### Request 1
In the essay about games and physical stuff, what does the writer keep in front of the computer and toss around when stuck while writing?

The Undiscovered Country
Life is hard. So the human race invented escapism. Thus, the game. A construct which combines the best of many mediums. And video games in particular provide us with all sorts of goodness. We can immerse ourselves, 2 senses deep. Decades have gone into the how of this interactivity. It's nine-trillion colors of shiny and sounds so pretty. If you believe the people who told us we'd have rocket belts and flying cars, the ultimate interface will be brain-to-machine - hands off, senses plugged in. They're wrong. And I'm still waiting for my rocket-belt.
And so I present the secret ingredient that seems to elude video game developers. It's not controllers or inputs or joysticks or gloves or guitars. It's not force feedback, vibration, or sensorama.
Stuff -- things you hold in your hands and feel and interact with for their own sake. Stuff is important in every kind of gaming other than video games. People care how their golf clubs feel, whether it makes them better golfers or not. Pool players adorn their cue-sticks. Board gamers will wax poetic about the "bits" in their favorite game, and there's a whole subculture of folks who collect Chess sets and Go boards just because they are beautiful things -- every chess board is functionally identical, yet there are thousands of variations. Meatspace game designers really, really get this. Even folks like Hasbro, the most mainstream of mainstream game companies, clearly agonizes about making their games feel good. Go pick up a copy of Heroscape: you can entertain yourself for hours with the pieces without cracking the rule book.
Prove this to yourself. Go grab a deck of cards. Shuffle it. Deal a game of solitaire. Flick a card across the room. It feels good doesn't it? Grab some dice and shake them in your hand. You've been conditioned to associate certain memories, certain activities, with just that feeling of roiling plastic. I keep a big D20 sitting right in front of my computer. When I get writer's block, I just toss it around in my hand. Something about the act of holding that die triggers creative neural pathways in my brain.
When I walk into the bookstore, what book attracts my 6 year old daughter? The one with the frog on a string. Sure, it's a marketing trick, but she still reads the book. In fact, she reads the book with the little frog on a string more than it deserves (it's not that good, the frog doesn't even sing). She does this because she can hold the frog. Even without reading the book, she still enjoys holding the frog. It sparks her imagination. By comparison, if you walked in and saw me fondling my Razer Diamondback mouse or my DualShock, you'd fear for my sanity.
Our little corner of the world seems oblivious. Let me be clear, I'm not talking about cloth maps and gold coins. These Zork-era throwaway chotchkies still abound in the bizarre phenomena of "collectors editions," all the cheap black T-shirts, malfunctioning headsets and printed maps you'll never need. And as cool as the Guitar Hero controllers, light guns, teledildonic remotes and DDR pads are, I'm not talking about building a better joystick.

### Data for this task
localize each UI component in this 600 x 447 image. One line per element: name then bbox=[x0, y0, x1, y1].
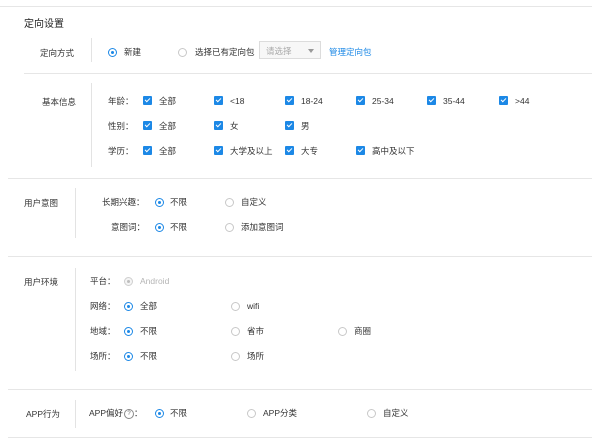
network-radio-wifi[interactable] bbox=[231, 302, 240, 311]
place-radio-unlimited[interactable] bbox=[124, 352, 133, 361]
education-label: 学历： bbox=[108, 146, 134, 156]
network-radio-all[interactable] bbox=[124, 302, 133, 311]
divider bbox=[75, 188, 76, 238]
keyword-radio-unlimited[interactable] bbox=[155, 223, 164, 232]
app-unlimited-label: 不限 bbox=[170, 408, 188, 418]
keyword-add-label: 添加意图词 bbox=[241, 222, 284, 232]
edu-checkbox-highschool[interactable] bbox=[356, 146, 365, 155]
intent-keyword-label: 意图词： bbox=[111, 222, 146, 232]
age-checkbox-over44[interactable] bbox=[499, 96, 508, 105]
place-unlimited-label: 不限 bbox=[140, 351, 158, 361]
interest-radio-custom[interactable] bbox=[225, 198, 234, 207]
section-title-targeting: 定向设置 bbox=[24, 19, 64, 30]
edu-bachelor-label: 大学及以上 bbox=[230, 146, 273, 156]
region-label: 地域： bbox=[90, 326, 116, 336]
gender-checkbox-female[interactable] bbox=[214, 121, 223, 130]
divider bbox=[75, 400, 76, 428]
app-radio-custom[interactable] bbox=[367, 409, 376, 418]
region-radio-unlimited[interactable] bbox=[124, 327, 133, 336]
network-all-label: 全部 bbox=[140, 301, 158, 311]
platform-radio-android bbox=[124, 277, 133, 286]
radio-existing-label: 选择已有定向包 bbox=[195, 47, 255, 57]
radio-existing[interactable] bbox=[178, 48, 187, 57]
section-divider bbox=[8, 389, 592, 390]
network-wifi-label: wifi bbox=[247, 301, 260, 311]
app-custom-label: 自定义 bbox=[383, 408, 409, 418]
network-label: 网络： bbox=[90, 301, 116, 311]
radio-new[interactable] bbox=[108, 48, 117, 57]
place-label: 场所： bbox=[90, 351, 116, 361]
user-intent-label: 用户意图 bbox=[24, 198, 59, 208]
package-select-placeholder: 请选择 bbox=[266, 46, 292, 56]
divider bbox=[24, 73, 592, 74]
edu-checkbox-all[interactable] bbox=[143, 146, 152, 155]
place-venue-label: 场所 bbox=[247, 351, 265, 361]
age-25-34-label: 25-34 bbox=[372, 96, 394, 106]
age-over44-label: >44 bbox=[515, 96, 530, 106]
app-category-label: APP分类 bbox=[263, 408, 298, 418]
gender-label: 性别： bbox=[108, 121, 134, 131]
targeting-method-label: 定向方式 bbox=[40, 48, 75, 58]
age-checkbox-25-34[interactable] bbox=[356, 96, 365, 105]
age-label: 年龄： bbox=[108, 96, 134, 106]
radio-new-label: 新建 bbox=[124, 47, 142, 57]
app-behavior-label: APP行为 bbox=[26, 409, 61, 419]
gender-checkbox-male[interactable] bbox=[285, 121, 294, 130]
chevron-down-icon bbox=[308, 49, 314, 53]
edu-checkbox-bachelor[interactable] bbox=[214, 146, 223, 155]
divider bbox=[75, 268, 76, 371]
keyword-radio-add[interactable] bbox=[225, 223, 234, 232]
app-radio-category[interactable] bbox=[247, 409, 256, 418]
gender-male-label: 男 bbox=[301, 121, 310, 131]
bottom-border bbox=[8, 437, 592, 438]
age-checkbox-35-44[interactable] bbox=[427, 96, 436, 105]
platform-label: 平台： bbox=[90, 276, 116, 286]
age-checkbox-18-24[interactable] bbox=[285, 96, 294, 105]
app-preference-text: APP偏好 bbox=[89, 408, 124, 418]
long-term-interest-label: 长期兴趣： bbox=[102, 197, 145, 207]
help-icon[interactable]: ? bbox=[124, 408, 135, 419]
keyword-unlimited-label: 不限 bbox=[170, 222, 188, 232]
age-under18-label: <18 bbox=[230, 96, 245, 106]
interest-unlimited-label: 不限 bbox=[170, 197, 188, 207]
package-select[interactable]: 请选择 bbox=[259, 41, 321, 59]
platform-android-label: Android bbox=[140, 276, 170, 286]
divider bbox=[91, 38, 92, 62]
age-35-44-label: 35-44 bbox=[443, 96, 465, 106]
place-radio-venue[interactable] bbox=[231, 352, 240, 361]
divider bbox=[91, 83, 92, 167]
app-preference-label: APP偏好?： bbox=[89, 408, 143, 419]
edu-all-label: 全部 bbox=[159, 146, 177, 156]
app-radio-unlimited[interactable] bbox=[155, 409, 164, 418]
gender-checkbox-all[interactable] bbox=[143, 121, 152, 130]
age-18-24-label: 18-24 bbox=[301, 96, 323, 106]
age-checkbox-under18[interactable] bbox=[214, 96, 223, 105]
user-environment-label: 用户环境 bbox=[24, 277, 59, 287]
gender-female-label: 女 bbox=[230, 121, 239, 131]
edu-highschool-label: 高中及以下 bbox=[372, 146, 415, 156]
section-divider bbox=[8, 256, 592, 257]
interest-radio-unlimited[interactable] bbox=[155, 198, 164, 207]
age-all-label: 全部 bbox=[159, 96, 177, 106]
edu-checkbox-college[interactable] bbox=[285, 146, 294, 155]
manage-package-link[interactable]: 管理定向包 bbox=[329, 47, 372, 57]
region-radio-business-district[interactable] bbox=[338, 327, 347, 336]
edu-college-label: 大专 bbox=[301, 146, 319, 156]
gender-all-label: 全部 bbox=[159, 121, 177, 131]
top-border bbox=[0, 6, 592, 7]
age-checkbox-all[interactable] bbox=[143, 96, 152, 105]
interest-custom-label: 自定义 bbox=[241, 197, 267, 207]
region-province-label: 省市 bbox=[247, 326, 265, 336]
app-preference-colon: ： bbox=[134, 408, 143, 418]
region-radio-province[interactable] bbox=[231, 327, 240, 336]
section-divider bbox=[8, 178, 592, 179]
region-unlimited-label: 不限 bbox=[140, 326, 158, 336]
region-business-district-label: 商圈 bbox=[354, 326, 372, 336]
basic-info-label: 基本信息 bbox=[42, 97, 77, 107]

### Request 2
Return, unchanged, the rows that run from the line holding "network-radio-wifi[interactable] bbox=[231, 302, 240, 311]" through the line holding "app-category-label: APP分类 bbox=[263, 408, 298, 418]", both ends included.

### Expected answer 1
A big D20.

### Expected answer 2
network-radio-wifi[interactable] bbox=[231, 302, 240, 311]
place-radio-unlimited[interactable] bbox=[124, 352, 133, 361]
education-label: 学历： bbox=[108, 146, 134, 156]
network-radio-all[interactable] bbox=[124, 302, 133, 311]
divider bbox=[75, 188, 76, 238]
keyword-radio-unlimited[interactable] bbox=[155, 223, 164, 232]
app-unlimited-label: 不限 bbox=[170, 408, 188, 418]
keyword-add-label: 添加意图词 bbox=[241, 222, 284, 232]
edu-checkbox-highschool[interactable] bbox=[356, 146, 365, 155]
intent-keyword-label: 意图词： bbox=[111, 222, 146, 232]
age-checkbox-over44[interactable] bbox=[499, 96, 508, 105]
place-unlimited-label: 不限 bbox=[140, 351, 158, 361]
interest-radio-custom[interactable] bbox=[225, 198, 234, 207]
section-title-targeting: 定向设置 bbox=[24, 19, 64, 30]
edu-bachelor-label: 大学及以上 bbox=[230, 146, 273, 156]
region-label: 地域： bbox=[90, 326, 116, 336]
gender-checkbox-female[interactable] bbox=[214, 121, 223, 130]
divider bbox=[75, 400, 76, 428]
app-radio-custom[interactable] bbox=[367, 409, 376, 418]
region-radio-unlimited[interactable] bbox=[124, 327, 133, 336]
network-all-label: 全部 bbox=[140, 301, 158, 311]
platform-radio-android bbox=[124, 277, 133, 286]
radio-existing-label: 选择已有定向包 bbox=[195, 47, 255, 57]
radio-existing[interactable] bbox=[178, 48, 187, 57]
section-divider bbox=[8, 389, 592, 390]
network-wifi-label: wifi bbox=[247, 301, 260, 311]
app-custom-label: 自定义 bbox=[383, 408, 409, 418]
network-label: 网络： bbox=[90, 301, 116, 311]
radio-new[interactable] bbox=[108, 48, 117, 57]
place-label: 场所： bbox=[90, 351, 116, 361]
user-intent-label: 用户意图 bbox=[24, 198, 59, 208]
package-select-placeholder: 请选择 bbox=[266, 46, 292, 56]
divider bbox=[24, 73, 592, 74]
edu-checkbox-all[interactable] bbox=[143, 146, 152, 155]
place-venue-label: 场所 bbox=[247, 351, 265, 361]
age-25-34-label: 25-34 bbox=[372, 96, 394, 106]
age-over44-label: >44 bbox=[515, 96, 530, 106]
app-category-label: APP分类 bbox=[263, 408, 298, 418]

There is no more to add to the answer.